| Objective |
Copy out every line exactly as given.

| Input records |
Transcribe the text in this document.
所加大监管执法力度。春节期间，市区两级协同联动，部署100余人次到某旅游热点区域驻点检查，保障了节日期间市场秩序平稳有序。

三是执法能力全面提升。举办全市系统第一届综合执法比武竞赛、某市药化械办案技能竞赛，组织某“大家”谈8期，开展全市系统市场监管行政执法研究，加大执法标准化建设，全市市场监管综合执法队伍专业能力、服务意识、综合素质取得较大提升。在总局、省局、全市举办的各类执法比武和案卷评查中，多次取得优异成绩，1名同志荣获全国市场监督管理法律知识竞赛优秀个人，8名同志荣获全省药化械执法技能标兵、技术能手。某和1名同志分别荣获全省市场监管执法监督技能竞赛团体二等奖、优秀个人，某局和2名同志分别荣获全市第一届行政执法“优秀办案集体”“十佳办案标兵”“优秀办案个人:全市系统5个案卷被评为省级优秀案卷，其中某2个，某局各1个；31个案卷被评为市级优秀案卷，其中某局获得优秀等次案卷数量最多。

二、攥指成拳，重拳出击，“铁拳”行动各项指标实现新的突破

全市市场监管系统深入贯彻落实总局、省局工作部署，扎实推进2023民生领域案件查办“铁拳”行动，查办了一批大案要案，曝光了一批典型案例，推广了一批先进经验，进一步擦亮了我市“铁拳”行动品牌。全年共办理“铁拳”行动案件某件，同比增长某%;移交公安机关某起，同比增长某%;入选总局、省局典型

| Exercise answer |
Transcribe the text in this document.
所加大监管执法力度。春节期间，市区两级协同联动，部署100余人次到某旅游热点区域驻点检查，保障了节日期间市场秩序平稳有序。

三是执法能力全面提升。举办全市系统第一届综合执法比武竞赛、某市药化械办案技能竞赛，组织某“大家”谈8期，开展全市系统市场监管行政执法研究，加大执法标准化建设，全市市场监管综合执法队伍专业能力、服务意识、综合素质取得较大提升。在总局、省局、全市举办的各类执法比武和案卷评查中，多次取得优异成绩，1名同志荣获全国市场监督管理法律知识竞赛优秀个人，8名同志荣获全省药化械执法技能标兵、技术能手。某和1名同志分别荣获全省市场监管执法监督技能竞赛团体二等奖、优秀个人，某局和2名同志分别荣获全市第一届行政执法“优秀办案集体”“十佳办案标兵”“优秀办案个人:全市系统5个案卷被评为省级优秀案卷，其中某2个，某局各1个；31个案卷被评为市级优秀案卷，其中某局获得优秀等次案卷数量最多。

二、攥指成拳，重拳出击，“铁拳”行动各项指标实现新的突破

全市市场监管系统深入贯彻落实总局、省局工作部署，扎实推进2023民生领域案件查办“铁拳”行动，查办了一批大案要案，曝光了一批典型案例，推广了一批先进经验，进一步擦亮了我市“铁拳”行动品牌。全年共办理“铁拳”行动案件某件，同比增长某%;移交公安机关某起，同比增长某%;入选总局、省局典型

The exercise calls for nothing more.